* GIVEN EXERCISE A
In the Beijing VOC text, translate this sentence into Spanish: "Solvent-related and vehicle-related sources were the dominant contributors to VOC pollution in Beijing, providing important implications for regional emission control strategies."
* GIVEN EXERCISE B
According to the Beijing VOC text, what percentage of total VOC concentrations did phenols account for?
* GIVEN EXERCISE C
Print the part of the Beijing VOC text starting with "Phenolic species showed" and going on through "emission control strategies.".

* TEXT

==================================================

This study characterized the concentration levels and compositional features of VOCs and their contributions to atmospheric chemical processes based on summer observations in downtown Beijing. Phenols and carbonyls were identified as the dominant VOC groups, accounting for 38.87% and 34.91% of total concentrations, respectively, highlighting the importance of OVOCs in shaping urban TVOC burdens.

Phenolic species showed strong species-level contributions to SOA formation and OH radical loss, and, when aggregated, ranked second to carbonyl compounds in their contribution to O₃ formation. Among them, phenol and cresols (including their isomers) were the most reactive species, indicating that volatile phenols are key drivers of urban oxidizing capacity as well as O₃ and SOA formation.

Fuel evaporation, gasoline vehicle exhaust, biogenic emissions, diesel vehicle exhaust, solvent use and organic chemicals, and the petrochemical industry. Solvent-related and vehicle-related sources were the dominant contributors to VOC pollution in Beijing, providing important implications for regional emission control strategies.

==================================================

* DATA LISTING
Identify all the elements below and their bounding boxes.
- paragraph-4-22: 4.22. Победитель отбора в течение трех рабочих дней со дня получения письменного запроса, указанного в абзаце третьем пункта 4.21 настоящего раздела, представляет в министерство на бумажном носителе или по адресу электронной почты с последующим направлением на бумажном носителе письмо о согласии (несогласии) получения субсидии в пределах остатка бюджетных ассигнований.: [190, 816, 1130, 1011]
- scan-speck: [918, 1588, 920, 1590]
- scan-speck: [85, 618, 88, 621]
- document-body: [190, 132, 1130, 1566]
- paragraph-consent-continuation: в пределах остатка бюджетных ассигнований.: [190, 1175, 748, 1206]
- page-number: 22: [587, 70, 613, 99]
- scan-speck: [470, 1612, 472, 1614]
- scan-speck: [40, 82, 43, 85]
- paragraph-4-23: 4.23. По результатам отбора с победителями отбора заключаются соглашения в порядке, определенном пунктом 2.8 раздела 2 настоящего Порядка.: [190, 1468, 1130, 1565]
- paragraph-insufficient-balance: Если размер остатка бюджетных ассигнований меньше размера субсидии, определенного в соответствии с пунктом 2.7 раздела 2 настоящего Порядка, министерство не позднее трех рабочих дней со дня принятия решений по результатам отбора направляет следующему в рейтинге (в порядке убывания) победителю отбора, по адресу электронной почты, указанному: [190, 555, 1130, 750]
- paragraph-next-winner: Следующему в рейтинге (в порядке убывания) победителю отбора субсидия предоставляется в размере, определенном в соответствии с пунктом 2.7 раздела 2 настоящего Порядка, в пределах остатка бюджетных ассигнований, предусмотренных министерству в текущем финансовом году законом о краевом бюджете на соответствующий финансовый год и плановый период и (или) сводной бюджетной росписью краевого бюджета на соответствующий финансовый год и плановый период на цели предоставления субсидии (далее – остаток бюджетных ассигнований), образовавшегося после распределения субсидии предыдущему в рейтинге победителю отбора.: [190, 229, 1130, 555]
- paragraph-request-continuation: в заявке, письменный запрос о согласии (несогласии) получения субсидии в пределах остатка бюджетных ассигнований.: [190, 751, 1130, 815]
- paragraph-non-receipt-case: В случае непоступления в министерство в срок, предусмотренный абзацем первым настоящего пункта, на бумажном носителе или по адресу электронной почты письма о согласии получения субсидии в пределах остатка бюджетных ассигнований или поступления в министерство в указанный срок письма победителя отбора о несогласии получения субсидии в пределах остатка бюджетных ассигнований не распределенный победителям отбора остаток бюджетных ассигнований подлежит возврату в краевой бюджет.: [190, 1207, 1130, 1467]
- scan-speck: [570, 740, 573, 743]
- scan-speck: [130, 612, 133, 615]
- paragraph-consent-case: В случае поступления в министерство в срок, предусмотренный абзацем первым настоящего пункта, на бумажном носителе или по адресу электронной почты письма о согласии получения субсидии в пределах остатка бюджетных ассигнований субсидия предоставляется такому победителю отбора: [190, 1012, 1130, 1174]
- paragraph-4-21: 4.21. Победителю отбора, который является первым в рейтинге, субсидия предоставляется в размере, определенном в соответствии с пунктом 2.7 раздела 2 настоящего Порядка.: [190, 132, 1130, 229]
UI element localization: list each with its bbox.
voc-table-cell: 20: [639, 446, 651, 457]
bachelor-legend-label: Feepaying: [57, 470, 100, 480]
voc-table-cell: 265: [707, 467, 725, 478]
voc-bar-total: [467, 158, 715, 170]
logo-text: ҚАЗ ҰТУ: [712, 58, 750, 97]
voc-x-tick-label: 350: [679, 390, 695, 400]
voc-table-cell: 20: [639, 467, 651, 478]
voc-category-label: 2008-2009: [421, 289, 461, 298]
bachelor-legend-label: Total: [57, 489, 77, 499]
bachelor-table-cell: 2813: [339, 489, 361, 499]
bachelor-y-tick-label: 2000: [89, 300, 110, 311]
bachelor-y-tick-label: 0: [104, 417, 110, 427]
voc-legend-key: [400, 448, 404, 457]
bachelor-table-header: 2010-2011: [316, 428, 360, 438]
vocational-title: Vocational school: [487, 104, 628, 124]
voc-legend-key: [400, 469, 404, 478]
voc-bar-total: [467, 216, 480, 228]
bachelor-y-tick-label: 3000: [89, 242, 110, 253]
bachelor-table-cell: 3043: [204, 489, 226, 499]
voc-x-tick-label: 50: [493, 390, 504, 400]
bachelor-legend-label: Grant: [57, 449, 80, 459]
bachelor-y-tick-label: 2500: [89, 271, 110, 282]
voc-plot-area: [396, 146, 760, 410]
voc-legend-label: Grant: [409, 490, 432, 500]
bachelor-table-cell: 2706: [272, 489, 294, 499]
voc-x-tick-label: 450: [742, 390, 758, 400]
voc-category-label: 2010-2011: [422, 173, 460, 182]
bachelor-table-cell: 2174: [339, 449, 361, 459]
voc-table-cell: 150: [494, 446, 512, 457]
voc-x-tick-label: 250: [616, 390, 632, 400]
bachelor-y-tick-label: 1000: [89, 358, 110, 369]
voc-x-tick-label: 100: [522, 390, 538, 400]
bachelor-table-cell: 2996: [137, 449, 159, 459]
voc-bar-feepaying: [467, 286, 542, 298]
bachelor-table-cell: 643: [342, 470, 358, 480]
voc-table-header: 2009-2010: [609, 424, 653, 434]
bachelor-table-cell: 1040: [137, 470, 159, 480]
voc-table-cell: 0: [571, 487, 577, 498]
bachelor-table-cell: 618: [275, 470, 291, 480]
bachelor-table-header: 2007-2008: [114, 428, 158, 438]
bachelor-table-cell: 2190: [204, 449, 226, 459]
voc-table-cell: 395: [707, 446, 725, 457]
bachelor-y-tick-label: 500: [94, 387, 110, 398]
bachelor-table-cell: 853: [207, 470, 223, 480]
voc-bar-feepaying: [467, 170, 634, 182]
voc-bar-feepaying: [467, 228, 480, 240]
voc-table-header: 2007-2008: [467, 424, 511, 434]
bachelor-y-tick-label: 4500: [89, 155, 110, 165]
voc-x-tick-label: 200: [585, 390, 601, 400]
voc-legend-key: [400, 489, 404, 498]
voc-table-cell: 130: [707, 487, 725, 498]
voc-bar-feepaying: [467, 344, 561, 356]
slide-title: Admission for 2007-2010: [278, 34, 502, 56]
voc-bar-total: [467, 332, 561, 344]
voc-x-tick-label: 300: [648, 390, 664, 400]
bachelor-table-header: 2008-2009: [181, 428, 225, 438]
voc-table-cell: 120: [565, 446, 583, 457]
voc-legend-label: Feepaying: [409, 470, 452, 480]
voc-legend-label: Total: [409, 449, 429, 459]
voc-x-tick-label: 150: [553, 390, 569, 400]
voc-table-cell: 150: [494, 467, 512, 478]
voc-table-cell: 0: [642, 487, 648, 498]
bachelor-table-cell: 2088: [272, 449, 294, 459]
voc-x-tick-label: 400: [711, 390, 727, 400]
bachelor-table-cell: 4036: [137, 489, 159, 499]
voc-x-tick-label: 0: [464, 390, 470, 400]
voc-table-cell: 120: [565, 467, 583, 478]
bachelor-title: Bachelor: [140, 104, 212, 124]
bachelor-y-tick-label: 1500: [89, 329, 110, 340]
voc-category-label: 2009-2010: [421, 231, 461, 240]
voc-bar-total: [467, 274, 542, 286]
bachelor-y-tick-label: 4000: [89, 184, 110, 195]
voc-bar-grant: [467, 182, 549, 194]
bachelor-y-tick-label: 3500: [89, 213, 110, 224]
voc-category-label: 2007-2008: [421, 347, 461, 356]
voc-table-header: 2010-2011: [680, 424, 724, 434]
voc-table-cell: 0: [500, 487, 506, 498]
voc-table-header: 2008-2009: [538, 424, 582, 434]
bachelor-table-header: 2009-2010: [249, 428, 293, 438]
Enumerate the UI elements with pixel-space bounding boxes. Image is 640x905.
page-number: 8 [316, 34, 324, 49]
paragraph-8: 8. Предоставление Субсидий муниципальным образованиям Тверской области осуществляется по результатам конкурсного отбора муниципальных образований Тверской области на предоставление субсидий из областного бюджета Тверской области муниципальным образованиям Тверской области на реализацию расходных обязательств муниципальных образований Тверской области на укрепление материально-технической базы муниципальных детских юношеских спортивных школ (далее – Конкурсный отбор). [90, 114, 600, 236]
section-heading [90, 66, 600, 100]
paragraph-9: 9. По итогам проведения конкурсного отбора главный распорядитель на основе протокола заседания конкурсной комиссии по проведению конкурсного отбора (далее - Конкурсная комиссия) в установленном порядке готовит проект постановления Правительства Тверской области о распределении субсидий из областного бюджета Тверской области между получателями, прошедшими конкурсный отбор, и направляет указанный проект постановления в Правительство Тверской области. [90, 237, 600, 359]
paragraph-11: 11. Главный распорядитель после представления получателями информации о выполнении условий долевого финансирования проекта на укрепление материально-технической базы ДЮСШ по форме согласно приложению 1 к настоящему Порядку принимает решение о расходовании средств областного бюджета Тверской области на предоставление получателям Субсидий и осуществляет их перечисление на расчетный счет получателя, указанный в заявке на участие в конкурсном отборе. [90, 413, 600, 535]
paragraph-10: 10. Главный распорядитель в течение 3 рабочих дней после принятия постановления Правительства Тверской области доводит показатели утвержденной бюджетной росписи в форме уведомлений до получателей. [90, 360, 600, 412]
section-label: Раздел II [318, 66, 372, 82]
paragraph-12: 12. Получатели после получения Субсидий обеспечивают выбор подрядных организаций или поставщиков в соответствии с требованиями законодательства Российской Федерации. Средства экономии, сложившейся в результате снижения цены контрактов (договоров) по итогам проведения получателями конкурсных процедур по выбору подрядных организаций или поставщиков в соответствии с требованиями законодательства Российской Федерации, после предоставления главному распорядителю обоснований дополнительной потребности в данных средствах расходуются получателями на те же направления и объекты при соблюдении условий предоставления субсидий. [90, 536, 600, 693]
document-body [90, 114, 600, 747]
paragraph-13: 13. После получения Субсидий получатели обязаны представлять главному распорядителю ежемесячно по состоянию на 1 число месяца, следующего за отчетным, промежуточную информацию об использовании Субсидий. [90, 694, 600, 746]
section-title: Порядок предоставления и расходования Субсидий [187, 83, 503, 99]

==================================================

* FINAL ANSWER A
Las fuentes relacionadas con solventes y con vehículos fueron las principales contribuyentes a la contaminación por COV en Pekín, lo que aporta implicaciones importantes para las estrategias regionales de control de emisiones.

* FINAL ANSWER B
38.87%

* FINAL ANSWER C
Phenolic species showed strong species-level contributions to SOA formation and OH radical loss, and, when aggregated, ranked second to carbonyl compounds in their contribution to O₃ formation. Among them, phenol and cresols (including their isomers) were the most reactive species, indicating that volatile phenols are key drivers of urban oxidizing capacity as well as O₃ and SOA formation.

Fuel evaporation, gasoline vehicle exhaust, biogenic emissions, diesel vehicle exhaust, solvent use and organic chemicals, and the petrochemical industry. Solvent-related and vehicle-related sources were the dominant contributors to VOC pollution in Beijing, providing important implications for regional emission control strategies.